Swap every "spectrogram-cell" for "spectrogram-bin" in the entries below and write them out again with nothing else altered, leaving out the picture.

+++ Dataset records +++

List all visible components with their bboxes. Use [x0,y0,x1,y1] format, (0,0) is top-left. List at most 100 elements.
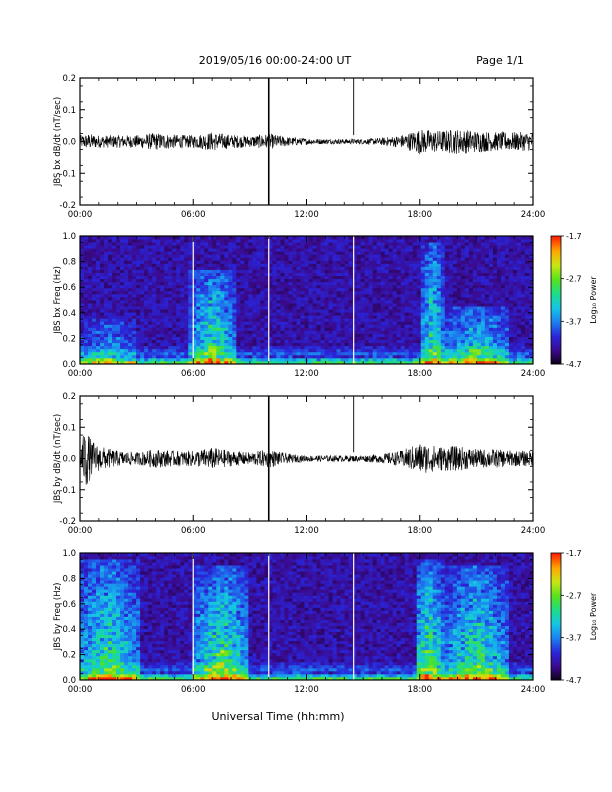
spectrogram-cell [300,345,305,350]
spectrogram-cell [512,351,518,356]
spectrogram-cell [416,303,422,307]
spectrogram-cell [508,309,514,313]
spectrogram-cell [272,357,277,362]
spectrogram-cell [316,278,321,283]
spectrogram-cell [92,306,97,310]
spectrogram-cell [248,342,253,347]
spectrogram-cell [300,300,305,304]
spectrogram-cell [320,245,325,249]
spectrogram-cell [428,330,434,334]
spectrogram-cell [312,287,317,292]
spectrogram-cell [188,272,193,277]
spectrogram-cell [284,333,289,337]
spectrogram-cell [472,300,478,304]
spectrogram-cell [296,309,301,313]
spectrogram-cell [240,315,245,319]
spectrogram-cell [176,236,181,240]
spectrogram-cell [332,312,337,316]
spectrogram-cell [84,345,89,350]
spectrogram-cell [424,281,430,286]
spectrogram-cell [236,296,241,301]
spectrogram-cell [476,290,482,295]
spectrogram-cell [220,275,225,280]
spectrogram-cell [132,306,137,310]
spectrogram-cell [516,309,522,313]
spectrogram-cell [348,324,353,328]
spectrogram-cell [336,312,341,316]
spectrogram-cell [460,254,466,258]
spectrogram-cell [400,336,406,341]
spectrogram-cell [392,281,398,286]
spectrogram-cell [128,312,133,316]
spectrogram-cell [192,330,197,334]
spectrogram-cell [148,327,153,331]
spectrogram-cell [372,312,378,316]
spectrogram-cell [124,327,129,331]
spectrogram-cell [440,303,446,307]
spectrogram-cell [384,312,390,316]
spectrogram-cell [100,260,105,264]
spectrogram-cell [356,300,362,304]
spectrogram-cell [440,339,446,344]
spectrogram-cell [356,266,362,270]
spectrogram-cell [396,272,402,277]
spectrogram-cell [328,257,333,261]
x-tick-label: 00:00 [68,210,93,220]
spectrogram-cell [344,263,349,267]
spectrogram-cell [108,360,113,365]
spectrogram-cell [356,251,362,255]
spectrogram-cell [228,242,233,246]
spectrogram-cell [100,312,105,316]
spectrogram-cell [512,324,518,328]
spectrogram-cell [244,312,249,316]
spectrogram-cell [328,330,333,334]
spectrogram-cell [148,239,153,243]
spectrogram-cell [140,318,145,322]
spectrogram-cell [108,269,113,273]
spectrogram-cell [192,324,197,328]
spectrogram-cell [144,345,149,350]
spectrogram-cell [108,296,113,301]
spectrogram-cell [384,327,390,331]
spectrogram-cell [132,239,137,243]
spectrogram-cell [364,318,370,322]
spectrogram-cell [248,275,253,280]
spectrogram-cell [136,336,141,341]
spectrogram-cell [368,360,374,365]
spectrogram-cell [388,357,394,362]
spectrogram-cell [260,357,265,362]
spectrogram-cell [144,260,149,264]
spectrogram-cell [108,287,113,292]
spectrogram-cell [164,293,169,298]
spectrogram-cell [360,266,366,270]
spectrogram-cell [516,300,522,304]
spectrogram-cell [288,327,293,331]
spectrogram-cell [252,327,257,331]
spectrogram-cell [400,315,406,319]
spectrogram-cell [200,354,205,359]
spectrogram-cell [104,360,109,365]
spectrogram-cell [324,275,329,280]
spectrogram-cell [416,300,422,304]
spectrogram-cell [504,239,510,243]
spectrogram-cell [328,281,333,286]
spectrogram-cell [516,260,522,264]
spectrogram-cell [156,278,161,283]
spectrogram-cell [412,321,418,325]
spectrogram-cell [116,315,121,319]
spectrogram-cell [288,351,293,356]
spectrogram-cell [80,242,85,246]
spectrogram-cell [524,293,530,298]
spectrogram-cell [356,351,362,356]
spectrogram-cell [484,333,490,337]
spectrogram-cell [336,348,341,353]
spectrogram-cell [396,345,402,350]
spectrogram-cell [188,354,193,359]
spectrogram-cell [196,296,201,301]
spectrogram-cell [504,266,510,270]
spectrogram-cell [436,357,442,362]
spectrogram-cell [264,260,269,264]
spectrogram-cell [284,263,289,267]
spectrogram-cell [304,260,309,264]
spectrogram-cell [440,257,446,261]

+++

Response to the task:
List all visible components with their bboxes. Use [x0,y0,x1,y1] format, (0,0) is top-left. List at most 100 elements.
spectrogram-bin [300,345,305,350]
spectrogram-bin [512,351,518,356]
spectrogram-bin [416,303,422,307]
spectrogram-bin [508,309,514,313]
spectrogram-bin [272,357,277,362]
spectrogram-bin [316,278,321,283]
spectrogram-bin [92,306,97,310]
spectrogram-bin [248,342,253,347]
spectrogram-bin [300,300,305,304]
spectrogram-bin [320,245,325,249]
spectrogram-bin [428,330,434,334]
spectrogram-bin [312,287,317,292]
spectrogram-bin [188,272,193,277]
spectrogram-bin [284,333,289,337]
spectrogram-bin [472,300,478,304]
spectrogram-bin [296,309,301,313]
spectrogram-bin [240,315,245,319]
spectrogram-bin [176,236,181,240]
spectrogram-bin [332,312,337,316]
spectrogram-bin [84,345,89,350]
spectrogram-bin [424,281,430,286]
spectrogram-bin [236,296,241,301]
spectrogram-bin [476,290,482,295]
spectrogram-bin [220,275,225,280]
spectrogram-bin [132,306,137,310]
spectrogram-bin [516,309,522,313]
spectrogram-bin [348,324,353,328]
spectrogram-bin [336,312,341,316]
spectrogram-bin [460,254,466,258]
spectrogram-bin [400,336,406,341]
spectrogram-bin [392,281,398,286]
spectrogram-bin [128,312,133,316]
spectrogram-bin [192,330,197,334]
spectrogram-bin [148,327,153,331]
spectrogram-bin [372,312,378,316]
spectrogram-bin [124,327,129,331]
spectrogram-bin [440,303,446,307]
spectrogram-bin [384,312,390,316]
spectrogram-bin [100,260,105,264]
spectrogram-bin [356,300,362,304]
spectrogram-bin [440,339,446,344]
spectrogram-bin [356,266,362,270]
spectrogram-bin [396,272,402,277]
spectrogram-bin [328,257,333,261]
x-tick-label: 00:00 [68,210,93,220]
spectrogram-bin [344,263,349,267]
spectrogram-bin [108,360,113,365]
spectrogram-bin [356,251,362,255]
spectrogram-bin [228,242,233,246]
spectrogram-bin [100,312,105,316]
spectrogram-bin [512,324,518,328]
spectrogram-bin [244,312,249,316]
spectrogram-bin [328,330,333,334]
spectrogram-bin [148,239,153,243]
spectrogram-bin [140,318,145,322]
spectrogram-bin [108,269,113,273]
spectrogram-bin [192,324,197,328]
spectrogram-bin [144,345,149,350]
spectrogram-bin [108,296,113,301]
spectrogram-bin [384,327,390,331]
spectrogram-bin [132,239,137,243]
spectrogram-bin [364,318,370,322]
spectrogram-bin [248,275,253,280]
spectrogram-bin [136,336,141,341]
spectrogram-bin [368,360,374,365]
spectrogram-bin [388,357,394,362]
spectrogram-bin [260,357,265,362]
spectrogram-bin [144,260,149,264]
spectrogram-bin [108,287,113,292]
spectrogram-bin [164,293,169,298]
spectrogram-bin [360,266,366,270]
spectrogram-bin [516,300,522,304]
spectrogram-bin [288,327,293,331]
spectrogram-bin [252,327,257,331]
spectrogram-bin [400,315,406,319]
spectrogram-bin [200,354,205,359]
spectrogram-bin [104,360,109,365]
spectrogram-bin [324,275,329,280]
spectrogram-bin [416,300,422,304]
spectrogram-bin [504,239,510,243]
spectrogram-bin [328,281,333,286]
spectrogram-bin [516,260,522,264]
spectrogram-bin [156,278,161,283]
spectrogram-bin [412,321,418,325]
spectrogram-bin [116,315,121,319]
spectrogram-bin [288,351,293,356]
spectrogram-bin [80,242,85,246]
spectrogram-bin [524,293,530,298]
spectrogram-bin [356,351,362,356]
spectrogram-bin [484,333,490,337]
spectrogram-bin [336,348,341,353]
spectrogram-bin [396,345,402,350]
spectrogram-bin [188,354,193,359]
spectrogram-bin [196,296,201,301]
spectrogram-bin [504,266,510,270]
spectrogram-bin [436,357,442,362]
spectrogram-bin [264,260,269,264]
spectrogram-bin [284,263,289,267]
spectrogram-bin [304,260,309,264]
spectrogram-bin [440,257,446,261]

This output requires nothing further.